The expected answer is the data below, printed verbatim without its pictures.

(Page layout parsing data)

-- Opening Marker --

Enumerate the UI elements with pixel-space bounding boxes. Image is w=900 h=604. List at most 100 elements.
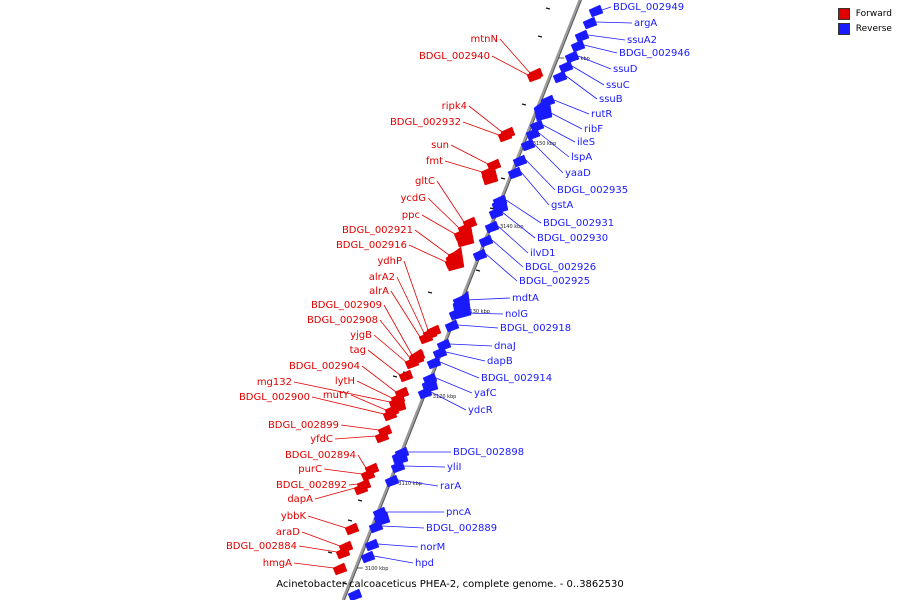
reverse-gene-block (452, 290, 472, 320)
reverse-gene-leader (595, 21, 633, 24)
tick-label: 3140 kbp (500, 224, 524, 230)
reverse-gene-block (520, 138, 536, 152)
forward-gene-label: gltC (415, 176, 435, 187)
reverse-gene-label: mdtA (512, 293, 539, 304)
reverse-gene-leader (577, 55, 612, 70)
forward-gene-leader (468, 105, 503, 133)
reverse-gene-leader (403, 465, 446, 468)
forward-gene-label: BDGL_002932 (390, 117, 461, 128)
noncoding-marker (327, 551, 333, 554)
reverse-gene-block (436, 338, 452, 352)
forward-gene-block (418, 331, 434, 345)
forward-gene-label: BDGL_002894 (285, 450, 356, 461)
forward-gene-leader (436, 180, 465, 223)
forward-gene-leader (350, 394, 387, 411)
reverse-gene-label: pncA (446, 507, 471, 518)
reverse-gene-leader (397, 479, 439, 487)
reverse-gene-block (570, 39, 586, 53)
reverse-gene-label: BDGL_002918 (500, 323, 571, 334)
reverse-gene-block (421, 376, 439, 394)
reverse-gene-block (360, 550, 376, 564)
reverse-gene-block (391, 448, 409, 466)
forward-gene-block (335, 546, 351, 560)
forward-gene-label: dapA (287, 494, 313, 505)
noncoding-marker (537, 35, 543, 38)
forward-gene-label: BDGL_002900 (239, 392, 310, 403)
forward-gene-label: ripk4 (442, 101, 467, 112)
forward-gene-block (481, 168, 499, 186)
legend-reverse-label: Reverse (855, 24, 892, 34)
forward-gene-leader (340, 424, 380, 431)
forward-gene-label: BDGL_002904 (289, 361, 360, 372)
forward-gene-leader (348, 483, 359, 486)
forward-gene-leader (293, 562, 335, 569)
forward-gene-label: BDGL_002909 (311, 300, 382, 311)
reverse-gene-leader (542, 124, 576, 143)
reverse-gene-label: rutR (591, 109, 612, 120)
reverse-gene-label: ssuB (599, 94, 623, 105)
forward-gene-block (374, 430, 390, 444)
reverse-gene-leader (439, 361, 480, 379)
reverse-gene-block (558, 60, 574, 74)
noncoding-marker (500, 177, 506, 180)
reverse-gene-leader (485, 253, 518, 282)
forward-gene-block (332, 562, 348, 576)
tick-label: 3110 kbp (398, 481, 422, 487)
reverse-gene-label: ribF (584, 124, 603, 135)
forward-gene-leader (307, 515, 347, 529)
reverse-gene-label: BDGL_002926 (525, 262, 596, 273)
legend-forward: Forward (837, 8, 892, 20)
forward-gene-leader (334, 435, 377, 440)
reverse-gene-leader (601, 6, 612, 11)
reverse-gene-leader (565, 75, 598, 100)
reverse-gene-label: yafC (474, 388, 497, 399)
forward-gene-leader (499, 38, 531, 74)
reverse-gene-label: BDGL_002931 (543, 218, 614, 229)
reverse-gene-block (552, 70, 568, 84)
forward-gene-label: sun (431, 140, 449, 151)
forward-gene-leader (293, 381, 391, 403)
forward-gene-label: BDGL_002940 (419, 51, 490, 62)
forward-gene-label: lytH (335, 376, 355, 387)
reverse-gene-leader (430, 391, 467, 411)
forward-gene-leader (383, 304, 413, 356)
reverse-gene-block (564, 50, 580, 64)
forward-gene-block (409, 348, 425, 366)
noncoding-marker (342, 582, 348, 585)
reverse-gene-leader (435, 377, 473, 394)
reverse-gene-leader (381, 525, 425, 529)
forward-gene-leader (396, 276, 425, 334)
forward-gene-leader (491, 55, 529, 76)
reverse-gene-leader (583, 44, 618, 54)
reverse-gene-block (472, 248, 488, 262)
reverse-gene-label: rarA (440, 481, 461, 492)
forward-gene-leader (314, 487, 356, 500)
reverse-gene-block (384, 474, 400, 488)
reverse-gene-label: BDGL_002925 (519, 276, 590, 287)
forward-gene-label: alrA2 (369, 272, 395, 283)
tick-label: 3120 kbp (433, 394, 457, 400)
reverse-gene-label: dnaJ (494, 341, 516, 352)
reverse-gene-leader (377, 543, 419, 548)
reverse-gene-block (426, 356, 442, 370)
genome-caption: Acinetobacter calcoaceticus PHEA-2, comp… (276, 579, 624, 590)
forward-gene-leader (367, 349, 401, 376)
reverse-gene-block (491, 195, 509, 215)
forward-gene-block (445, 246, 465, 272)
reverse-gene-leader (373, 555, 414, 564)
forward-gene-block (455, 226, 475, 248)
reverse-gene-label: BDGL_002949 (613, 2, 684, 13)
reverse-gene-block (582, 16, 598, 30)
forward-gene-block (344, 522, 360, 536)
reverse-gene-label: ilvD1 (530, 248, 556, 259)
reverse-gene-leader (491, 239, 524, 268)
forward-gene-leader (311, 396, 385, 415)
tick-label: 3130 kbp (466, 309, 490, 315)
forward-gene-leader (390, 290, 421, 338)
forward-gene-label: BDGL_002921 (342, 225, 413, 236)
reverse-gene-label: lspA (571, 152, 592, 163)
tick-label: 3100 kbp (365, 566, 389, 572)
reverse-gene-leader (465, 297, 511, 301)
forward-gene-block (526, 69, 542, 83)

-- Closing Marker --

> **WORKED SOLUTION**:
Enumerate the UI elements with pixel-space bounding boxes. Image is w=900 h=604. List at most 100 elements.
reverse-gene-block (452, 290, 472, 320)
reverse-gene-leader (595, 21, 633, 24)
tick-label: 3140 kbp (500, 224, 524, 230)
reverse-gene-block (520, 138, 536, 152)
forward-gene-label: gltC (415, 176, 435, 187)
reverse-gene-label: mdtA (512, 293, 539, 304)
reverse-gene-leader (577, 55, 612, 70)
forward-gene-leader (468, 105, 503, 133)
reverse-gene-leader (403, 465, 446, 468)
forward-gene-label: BDGL_002932 (390, 117, 461, 128)
noncoding-marker (327, 551, 333, 554)
reverse-gene-block (436, 338, 452, 352)
forward-gene-block (418, 331, 434, 345)
forward-gene-label: BDGL_002894 (285, 450, 356, 461)
forward-gene-leader (436, 180, 465, 223)
forward-gene-leader (350, 394, 387, 411)
reverse-gene-label: pncA (446, 507, 471, 518)
reverse-gene-leader (397, 479, 439, 487)
reverse-gene-block (570, 39, 586, 53)
reverse-gene-label: BDGL_002918 (500, 323, 571, 334)
reverse-gene-block (421, 376, 439, 394)
reverse-gene-block (360, 550, 376, 564)
reverse-gene-block (391, 448, 409, 466)
forward-gene-block (335, 546, 351, 560)
forward-gene-label: dapA (287, 494, 313, 505)
noncoding-marker (537, 35, 543, 38)
forward-gene-label: BDGL_002900 (239, 392, 310, 403)
forward-gene-label: ripk4 (442, 101, 467, 112)
forward-gene-block (481, 168, 499, 186)
legend-reverse-label: Reverse (855, 24, 892, 34)
forward-gene-leader (340, 424, 380, 431)
forward-gene-label: BDGL_002904 (289, 361, 360, 372)
forward-gene-leader (348, 483, 359, 486)
forward-gene-leader (293, 562, 335, 569)
forward-gene-label: BDGL_002909 (311, 300, 382, 311)
reverse-gene-leader (542, 124, 576, 143)
reverse-gene-label: rutR (591, 109, 612, 120)
reverse-gene-label: ssuB (599, 94, 623, 105)
forward-gene-block (374, 430, 390, 444)
reverse-gene-leader (439, 361, 480, 379)
reverse-gene-block (558, 60, 574, 74)
noncoding-marker (500, 177, 506, 180)
reverse-gene-leader (485, 253, 518, 282)
forward-gene-block (332, 562, 348, 576)
tick-label: 3110 kbp (398, 481, 422, 487)
reverse-gene-label: ribF (584, 124, 603, 135)
forward-gene-leader (307, 515, 347, 529)
reverse-gene-label: BDGL_002926 (525, 262, 596, 273)
legend-forward: Forward (837, 8, 892, 20)
forward-gene-leader (334, 435, 377, 440)
reverse-gene-leader (601, 6, 612, 11)
reverse-gene-leader (565, 75, 598, 100)
reverse-gene-label: yafC (474, 388, 497, 399)
forward-gene-leader (499, 38, 531, 74)
reverse-gene-label: BDGL_002931 (543, 218, 614, 229)
reverse-gene-block (552, 70, 568, 84)
forward-gene-label: sun (431, 140, 449, 151)
forward-gene-leader (293, 381, 391, 403)
forward-gene-label: BDGL_002940 (419, 51, 490, 62)
forward-gene-label: lytH (335, 376, 355, 387)
reverse-gene-leader (430, 391, 467, 411)
forward-gene-leader (383, 304, 413, 356)
reverse-gene-block (564, 50, 580, 64)
forward-gene-block (409, 348, 425, 366)
noncoding-marker (342, 582, 348, 585)
reverse-gene-leader (435, 377, 473, 394)
reverse-gene-leader (381, 525, 425, 529)
forward-gene-leader (396, 276, 425, 334)
forward-gene-leader (491, 55, 529, 76)
reverse-gene-leader (583, 44, 618, 54)
reverse-gene-block (472, 248, 488, 262)
reverse-gene-label: rarA (440, 481, 461, 492)
forward-gene-leader (314, 487, 356, 500)
reverse-gene-block (384, 474, 400, 488)
reverse-gene-label: BDGL_002925 (519, 276, 590, 287)
forward-gene-label: alrA2 (369, 272, 395, 283)
tick-label: 3120 kbp (433, 394, 457, 400)
reverse-gene-label: dnaJ (494, 341, 516, 352)
reverse-gene-leader (377, 543, 419, 548)
reverse-gene-block (426, 356, 442, 370)
genome-caption: Acinetobacter calcoaceticus PHEA-2, comp… (276, 579, 624, 590)
forward-gene-leader (367, 349, 401, 376)
reverse-gene-block (491, 195, 509, 215)
forward-gene-block (445, 246, 465, 272)
reverse-gene-leader (373, 555, 414, 564)
forward-gene-block (455, 226, 475, 248)
reverse-gene-label: BDGL_002949 (613, 2, 684, 13)
reverse-gene-block (582, 16, 598, 30)
forward-gene-block (344, 522, 360, 536)
reverse-gene-label: ilvD1 (530, 248, 556, 259)
reverse-gene-leader (491, 239, 524, 268)
forward-gene-leader (311, 396, 385, 415)
tick-label: 3130 kbp (466, 309, 490, 315)
forward-gene-leader (390, 290, 421, 338)
forward-gene-label: BDGL_002921 (342, 225, 413, 236)
reverse-gene-label: lspA (571, 152, 592, 163)
tick-label: 3100 kbp (365, 566, 389, 572)
reverse-gene-leader (465, 297, 511, 301)
forward-gene-block (526, 69, 542, 83)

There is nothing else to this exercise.